WRITTEN REQUEST:
Starting at the line with "Read this page and output its text content.", transcribe each line through the final one, both included, and add nothing.

[START]

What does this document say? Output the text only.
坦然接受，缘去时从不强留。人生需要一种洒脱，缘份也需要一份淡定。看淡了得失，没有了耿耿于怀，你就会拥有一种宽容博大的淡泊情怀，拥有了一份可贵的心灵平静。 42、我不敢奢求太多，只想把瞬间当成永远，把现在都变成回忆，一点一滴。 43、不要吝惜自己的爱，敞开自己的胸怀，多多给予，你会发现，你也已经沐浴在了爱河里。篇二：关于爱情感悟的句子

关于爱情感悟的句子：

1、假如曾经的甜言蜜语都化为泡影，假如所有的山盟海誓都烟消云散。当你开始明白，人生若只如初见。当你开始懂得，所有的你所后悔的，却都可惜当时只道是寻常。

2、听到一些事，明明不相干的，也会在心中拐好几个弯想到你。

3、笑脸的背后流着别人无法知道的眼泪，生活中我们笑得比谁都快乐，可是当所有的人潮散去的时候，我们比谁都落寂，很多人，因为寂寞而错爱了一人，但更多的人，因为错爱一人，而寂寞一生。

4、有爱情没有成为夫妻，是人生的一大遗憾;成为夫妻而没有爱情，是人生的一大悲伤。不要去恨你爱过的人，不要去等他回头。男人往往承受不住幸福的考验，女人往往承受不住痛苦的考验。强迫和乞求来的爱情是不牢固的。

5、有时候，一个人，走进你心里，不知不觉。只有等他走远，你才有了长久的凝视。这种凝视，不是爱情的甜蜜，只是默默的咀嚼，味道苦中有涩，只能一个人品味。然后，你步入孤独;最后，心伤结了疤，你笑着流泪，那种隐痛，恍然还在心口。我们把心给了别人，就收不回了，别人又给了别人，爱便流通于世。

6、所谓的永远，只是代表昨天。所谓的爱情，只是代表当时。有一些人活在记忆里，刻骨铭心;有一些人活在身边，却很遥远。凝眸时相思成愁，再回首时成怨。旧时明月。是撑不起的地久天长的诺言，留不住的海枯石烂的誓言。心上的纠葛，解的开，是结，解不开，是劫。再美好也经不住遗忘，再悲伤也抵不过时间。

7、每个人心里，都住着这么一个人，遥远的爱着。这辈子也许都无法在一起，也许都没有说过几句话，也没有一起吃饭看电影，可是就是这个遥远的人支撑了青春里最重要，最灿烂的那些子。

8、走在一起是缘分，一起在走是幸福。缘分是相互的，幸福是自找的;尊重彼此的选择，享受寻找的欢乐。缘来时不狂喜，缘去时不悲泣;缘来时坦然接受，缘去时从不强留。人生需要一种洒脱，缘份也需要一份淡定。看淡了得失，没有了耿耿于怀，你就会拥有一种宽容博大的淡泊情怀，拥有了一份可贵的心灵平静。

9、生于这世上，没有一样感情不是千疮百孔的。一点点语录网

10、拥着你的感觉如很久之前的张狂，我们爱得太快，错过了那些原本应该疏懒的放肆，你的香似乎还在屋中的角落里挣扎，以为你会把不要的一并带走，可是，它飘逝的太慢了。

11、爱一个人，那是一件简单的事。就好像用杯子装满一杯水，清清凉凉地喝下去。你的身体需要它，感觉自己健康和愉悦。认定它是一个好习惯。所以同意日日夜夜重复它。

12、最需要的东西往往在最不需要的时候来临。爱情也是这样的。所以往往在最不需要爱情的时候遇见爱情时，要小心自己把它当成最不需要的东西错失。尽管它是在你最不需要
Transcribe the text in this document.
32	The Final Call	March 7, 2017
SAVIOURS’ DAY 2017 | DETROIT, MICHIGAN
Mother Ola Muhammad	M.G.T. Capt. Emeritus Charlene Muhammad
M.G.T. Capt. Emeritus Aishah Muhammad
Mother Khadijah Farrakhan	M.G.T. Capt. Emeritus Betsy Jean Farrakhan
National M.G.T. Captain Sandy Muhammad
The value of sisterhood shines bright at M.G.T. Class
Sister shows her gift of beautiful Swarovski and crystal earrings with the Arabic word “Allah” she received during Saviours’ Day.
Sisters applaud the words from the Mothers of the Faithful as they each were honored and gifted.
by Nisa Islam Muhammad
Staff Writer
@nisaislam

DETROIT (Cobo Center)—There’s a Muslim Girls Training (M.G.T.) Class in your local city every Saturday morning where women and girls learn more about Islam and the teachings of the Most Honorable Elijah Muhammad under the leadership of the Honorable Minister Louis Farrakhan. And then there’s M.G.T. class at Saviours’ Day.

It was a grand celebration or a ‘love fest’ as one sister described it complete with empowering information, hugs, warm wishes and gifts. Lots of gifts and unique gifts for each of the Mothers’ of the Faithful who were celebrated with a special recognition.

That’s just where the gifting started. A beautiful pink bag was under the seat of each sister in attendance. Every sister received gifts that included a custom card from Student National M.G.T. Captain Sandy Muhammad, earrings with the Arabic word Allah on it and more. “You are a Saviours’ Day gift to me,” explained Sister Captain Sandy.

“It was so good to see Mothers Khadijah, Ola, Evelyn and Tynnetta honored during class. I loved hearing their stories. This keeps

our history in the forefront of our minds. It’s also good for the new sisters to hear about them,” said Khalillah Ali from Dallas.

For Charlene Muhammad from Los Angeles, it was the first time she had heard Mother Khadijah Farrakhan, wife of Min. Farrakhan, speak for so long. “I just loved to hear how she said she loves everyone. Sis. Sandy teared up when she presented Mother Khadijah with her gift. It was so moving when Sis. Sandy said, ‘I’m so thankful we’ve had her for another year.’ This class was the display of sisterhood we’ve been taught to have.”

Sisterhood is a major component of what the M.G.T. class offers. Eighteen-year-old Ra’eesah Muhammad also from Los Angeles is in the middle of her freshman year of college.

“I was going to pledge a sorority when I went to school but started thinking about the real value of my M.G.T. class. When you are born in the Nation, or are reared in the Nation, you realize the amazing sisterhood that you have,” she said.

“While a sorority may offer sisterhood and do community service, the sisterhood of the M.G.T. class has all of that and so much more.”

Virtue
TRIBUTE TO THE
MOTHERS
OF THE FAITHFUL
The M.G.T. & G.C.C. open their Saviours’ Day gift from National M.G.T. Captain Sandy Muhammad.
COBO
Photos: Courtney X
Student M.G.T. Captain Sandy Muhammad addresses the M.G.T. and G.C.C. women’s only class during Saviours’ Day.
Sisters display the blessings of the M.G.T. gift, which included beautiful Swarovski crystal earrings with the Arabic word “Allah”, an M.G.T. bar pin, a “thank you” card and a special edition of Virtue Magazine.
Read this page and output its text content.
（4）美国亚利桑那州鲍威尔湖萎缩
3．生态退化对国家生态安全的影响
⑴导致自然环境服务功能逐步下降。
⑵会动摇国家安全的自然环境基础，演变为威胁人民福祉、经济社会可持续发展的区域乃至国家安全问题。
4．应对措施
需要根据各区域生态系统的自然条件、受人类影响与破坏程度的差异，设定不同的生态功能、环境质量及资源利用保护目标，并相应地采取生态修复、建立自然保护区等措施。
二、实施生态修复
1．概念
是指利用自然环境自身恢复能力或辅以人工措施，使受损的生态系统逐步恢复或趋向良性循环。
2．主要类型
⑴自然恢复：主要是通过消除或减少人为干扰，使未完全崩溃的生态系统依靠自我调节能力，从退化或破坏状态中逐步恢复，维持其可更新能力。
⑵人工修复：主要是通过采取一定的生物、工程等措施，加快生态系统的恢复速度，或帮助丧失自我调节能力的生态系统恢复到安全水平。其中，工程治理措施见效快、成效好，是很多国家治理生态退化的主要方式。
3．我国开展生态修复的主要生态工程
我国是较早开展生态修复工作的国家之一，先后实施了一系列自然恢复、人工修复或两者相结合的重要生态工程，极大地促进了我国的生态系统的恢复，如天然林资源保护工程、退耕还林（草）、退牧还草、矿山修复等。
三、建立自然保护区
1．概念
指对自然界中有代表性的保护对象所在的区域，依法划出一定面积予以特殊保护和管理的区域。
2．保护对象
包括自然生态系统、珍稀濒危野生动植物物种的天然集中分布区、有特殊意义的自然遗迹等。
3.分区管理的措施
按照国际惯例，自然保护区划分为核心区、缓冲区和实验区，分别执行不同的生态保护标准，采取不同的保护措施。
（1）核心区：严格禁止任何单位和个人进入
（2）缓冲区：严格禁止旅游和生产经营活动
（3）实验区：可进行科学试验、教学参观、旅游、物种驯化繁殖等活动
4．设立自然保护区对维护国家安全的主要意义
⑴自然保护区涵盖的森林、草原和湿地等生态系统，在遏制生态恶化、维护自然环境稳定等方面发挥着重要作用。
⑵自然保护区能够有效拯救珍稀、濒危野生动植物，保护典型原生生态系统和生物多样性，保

[END]

EXERCISE RESULT:
Read this page and output its text content.
（4）美国亚利桑那州鲍威尔湖萎缩
3．生态退化对国家生态安全的影响
⑴导致自然环境服务功能逐步下降。
⑵会动摇国家安全的自然环境基础，演变为威胁人民福祉、经济社会可持续发展的区域乃至国家安全问题。
4．应对措施
需要根据各区域生态系统的自然条件、受人类影响与破坏程度的差异，设定不同的生态功能、环境质量及资源利用保护目标，并相应地采取生态修复、建立自然保护区等措施。
二、实施生态修复
1．概念
是指利用自然环境自身恢复能力或辅以人工措施，使受损的生态系统逐步恢复或趋向良性循环。
2．主要类型
⑴自然恢复：主要是通过消除或减少人为干扰，使未完全崩溃的生态系统依靠自我调节能力，从退化或破坏状态中逐步恢复，维持其可更新能力。
⑵人工修复：主要是通过采取一定的生物、工程等措施，加快生态系统的恢复速度，或帮助丧失自我调节能力的生态系统恢复到安全水平。其中，工程治理措施见效快、成效好，是很多国家治理生态退化的主要方式。
3．我国开展生态修复的主要生态工程
我国是较早开展生态修复工作的国家之一，先后实施了一系列自然恢复、人工修复或两者相结合的重要生态工程，极大地促进了我国的生态系统的恢复，如天然林资源保护工程、退耕还林（草）、退牧还草、矿山修复等。
三、建立自然保护区
1．概念
指对自然界中有代表性的保护对象所在的区域，依法划出一定面积予以特殊保护和管理的区域。
2．保护对象
包括自然生态系统、珍稀濒危野生动植物物种的天然集中分布区、有特殊意义的自然遗迹等。
3.分区管理的措施
按照国际惯例，自然保护区划分为核心区、缓冲区和实验区，分别执行不同的生态保护标准，采取不同的保护措施。
（1）核心区：严格禁止任何单位和个人进入
（2）缓冲区：严格禁止旅游和生产经营活动
（3）实验区：可进行科学试验、教学参观、旅游、物种驯化繁殖等活动
4．设立自然保护区对维护国家安全的主要意义
⑴自然保护区涵盖的森林、草原和湿地等生态系统，在遏制生态恶化、维护自然环境稳定等方面发挥着重要作用。
⑵自然保护区能够有效拯救珍稀、濒危野生动植物，保护典型原生生态系统和生物多样性，保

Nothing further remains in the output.